Your reply should be one number: the count of lines holding the word "Укажите".

## begin

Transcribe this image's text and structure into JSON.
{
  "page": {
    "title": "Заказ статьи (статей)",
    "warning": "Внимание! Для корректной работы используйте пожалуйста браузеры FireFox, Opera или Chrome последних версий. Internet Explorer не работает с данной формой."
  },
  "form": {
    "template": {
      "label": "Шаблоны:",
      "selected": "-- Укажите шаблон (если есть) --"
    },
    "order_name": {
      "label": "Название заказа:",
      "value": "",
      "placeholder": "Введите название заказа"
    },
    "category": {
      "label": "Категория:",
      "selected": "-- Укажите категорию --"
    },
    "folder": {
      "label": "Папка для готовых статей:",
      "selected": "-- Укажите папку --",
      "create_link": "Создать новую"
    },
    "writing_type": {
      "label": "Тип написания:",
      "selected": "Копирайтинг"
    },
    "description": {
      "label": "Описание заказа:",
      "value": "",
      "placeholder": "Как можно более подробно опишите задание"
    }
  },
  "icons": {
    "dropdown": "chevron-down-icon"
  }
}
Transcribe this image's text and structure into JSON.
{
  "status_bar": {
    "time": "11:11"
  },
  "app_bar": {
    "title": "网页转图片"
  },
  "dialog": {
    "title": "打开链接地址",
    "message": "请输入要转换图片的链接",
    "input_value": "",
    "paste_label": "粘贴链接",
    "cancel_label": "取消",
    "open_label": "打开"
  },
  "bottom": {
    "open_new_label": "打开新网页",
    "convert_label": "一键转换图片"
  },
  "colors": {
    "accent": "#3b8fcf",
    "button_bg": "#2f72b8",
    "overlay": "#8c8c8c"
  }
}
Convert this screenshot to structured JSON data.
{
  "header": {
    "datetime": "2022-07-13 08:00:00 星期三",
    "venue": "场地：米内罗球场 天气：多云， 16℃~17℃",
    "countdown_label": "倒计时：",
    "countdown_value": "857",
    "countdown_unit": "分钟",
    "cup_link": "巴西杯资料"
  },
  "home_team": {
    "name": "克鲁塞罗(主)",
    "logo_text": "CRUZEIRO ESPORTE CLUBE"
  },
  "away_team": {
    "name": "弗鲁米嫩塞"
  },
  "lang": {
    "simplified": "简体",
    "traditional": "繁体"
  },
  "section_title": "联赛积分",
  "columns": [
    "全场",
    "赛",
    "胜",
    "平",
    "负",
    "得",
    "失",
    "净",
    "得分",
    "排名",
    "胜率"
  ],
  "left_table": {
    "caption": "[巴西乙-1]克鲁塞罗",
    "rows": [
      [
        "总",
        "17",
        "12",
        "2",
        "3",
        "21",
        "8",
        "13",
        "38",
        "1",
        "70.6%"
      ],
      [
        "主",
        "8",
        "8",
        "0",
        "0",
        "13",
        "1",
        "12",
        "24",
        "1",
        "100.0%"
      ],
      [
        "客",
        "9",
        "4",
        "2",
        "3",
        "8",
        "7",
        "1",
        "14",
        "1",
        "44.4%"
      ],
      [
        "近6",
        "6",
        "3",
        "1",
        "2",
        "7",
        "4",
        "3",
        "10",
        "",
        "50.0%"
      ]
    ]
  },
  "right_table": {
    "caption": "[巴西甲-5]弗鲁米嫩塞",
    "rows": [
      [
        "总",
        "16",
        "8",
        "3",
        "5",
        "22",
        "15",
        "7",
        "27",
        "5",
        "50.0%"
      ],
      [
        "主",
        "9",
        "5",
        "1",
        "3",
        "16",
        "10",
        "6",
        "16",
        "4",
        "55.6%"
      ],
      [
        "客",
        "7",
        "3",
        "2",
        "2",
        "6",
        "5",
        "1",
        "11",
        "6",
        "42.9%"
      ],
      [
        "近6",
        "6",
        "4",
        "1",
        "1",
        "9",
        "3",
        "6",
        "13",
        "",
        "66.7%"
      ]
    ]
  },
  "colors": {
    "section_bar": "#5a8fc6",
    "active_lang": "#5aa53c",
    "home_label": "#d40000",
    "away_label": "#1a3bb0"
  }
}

## end
## begin

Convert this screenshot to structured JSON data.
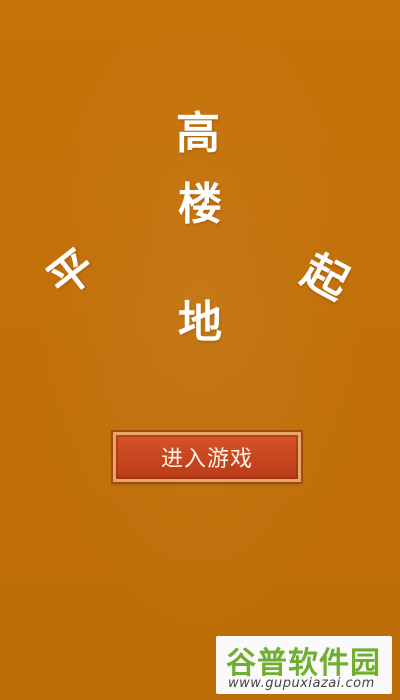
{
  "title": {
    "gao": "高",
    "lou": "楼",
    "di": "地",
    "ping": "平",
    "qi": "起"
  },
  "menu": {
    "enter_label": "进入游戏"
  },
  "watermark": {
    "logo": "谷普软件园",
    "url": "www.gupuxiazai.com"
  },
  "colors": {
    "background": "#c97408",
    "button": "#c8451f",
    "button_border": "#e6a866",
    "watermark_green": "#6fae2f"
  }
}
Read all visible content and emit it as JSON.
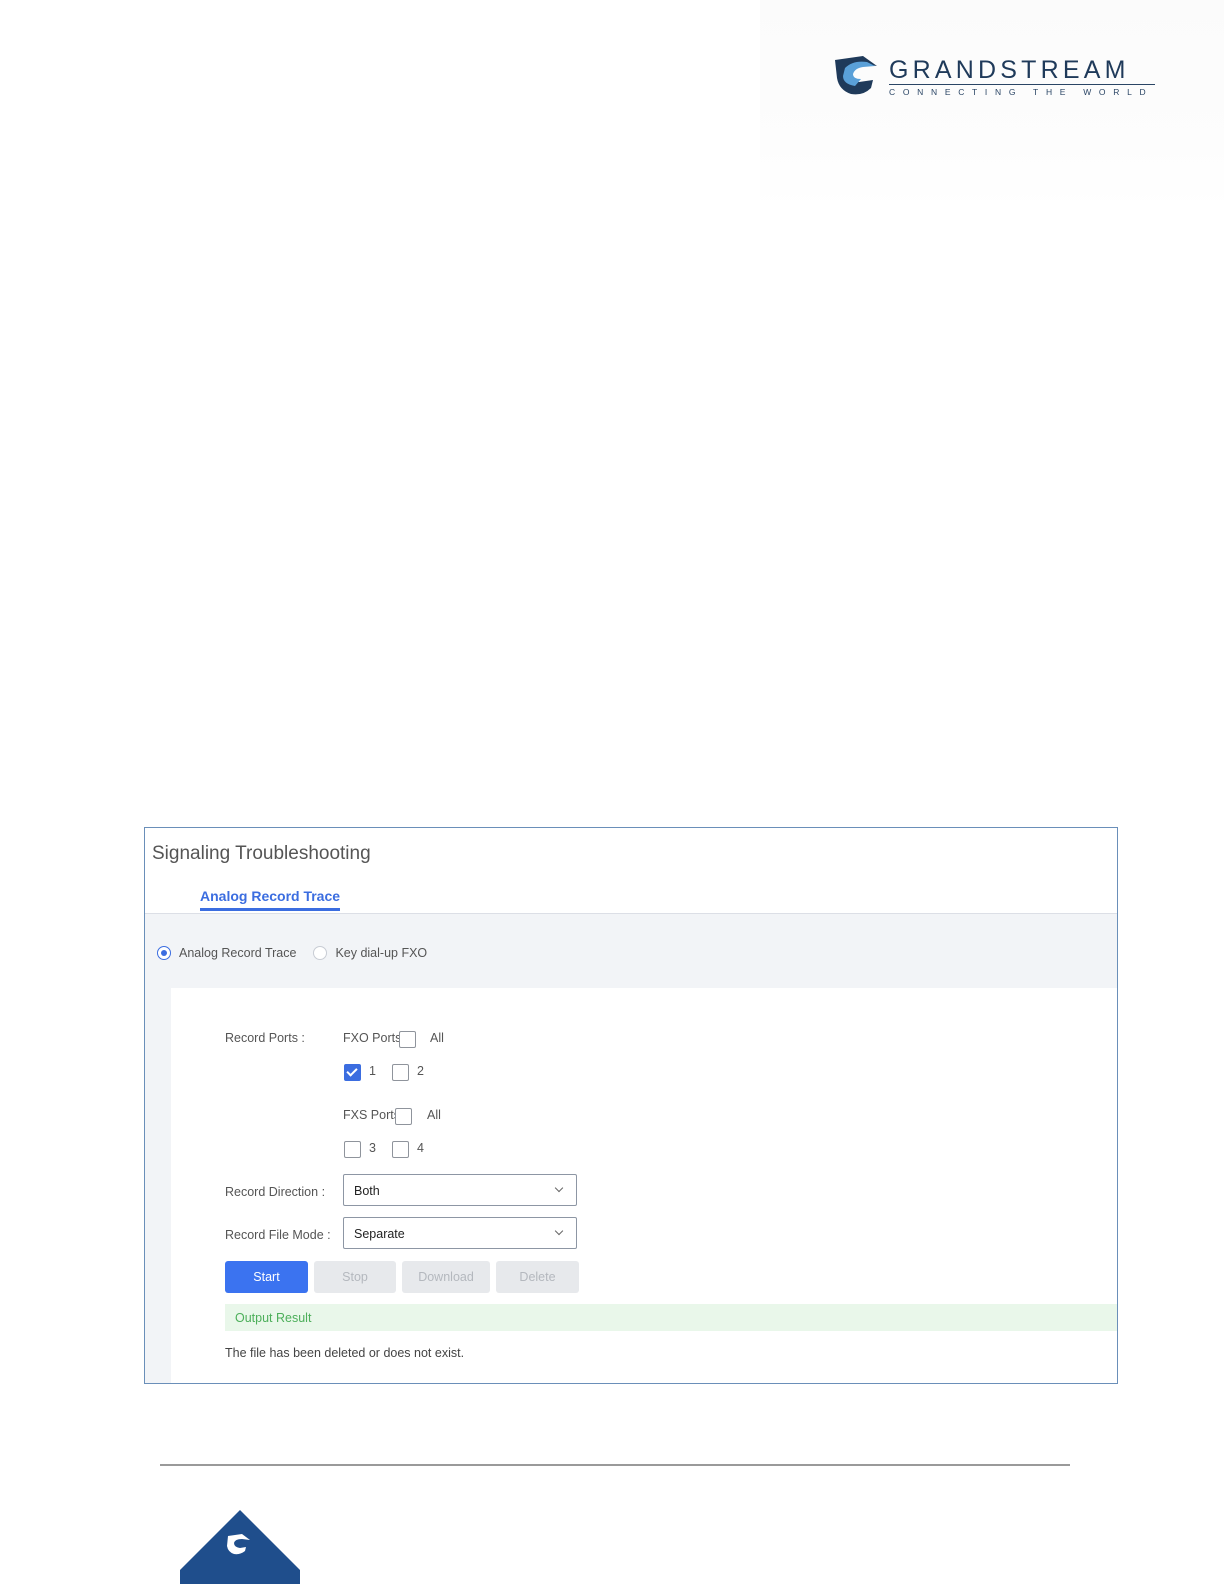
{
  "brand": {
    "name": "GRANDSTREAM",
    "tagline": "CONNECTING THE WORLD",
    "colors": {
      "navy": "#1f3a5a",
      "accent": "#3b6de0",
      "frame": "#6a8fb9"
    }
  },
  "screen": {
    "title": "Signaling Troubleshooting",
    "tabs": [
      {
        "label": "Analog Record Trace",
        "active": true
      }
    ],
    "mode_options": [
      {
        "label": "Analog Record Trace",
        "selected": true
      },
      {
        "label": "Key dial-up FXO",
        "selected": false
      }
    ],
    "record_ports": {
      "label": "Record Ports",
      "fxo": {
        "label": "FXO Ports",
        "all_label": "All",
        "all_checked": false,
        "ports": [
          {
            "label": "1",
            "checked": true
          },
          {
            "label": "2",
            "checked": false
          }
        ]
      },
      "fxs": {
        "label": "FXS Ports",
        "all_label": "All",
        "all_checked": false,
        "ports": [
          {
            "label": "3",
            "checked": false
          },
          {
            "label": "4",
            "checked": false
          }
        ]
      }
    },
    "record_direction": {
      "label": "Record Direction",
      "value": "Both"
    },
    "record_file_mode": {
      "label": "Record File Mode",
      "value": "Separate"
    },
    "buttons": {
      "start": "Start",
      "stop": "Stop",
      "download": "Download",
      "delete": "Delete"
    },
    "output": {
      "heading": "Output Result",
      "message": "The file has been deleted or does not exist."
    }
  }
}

## end

Answer to this problem ▸ 3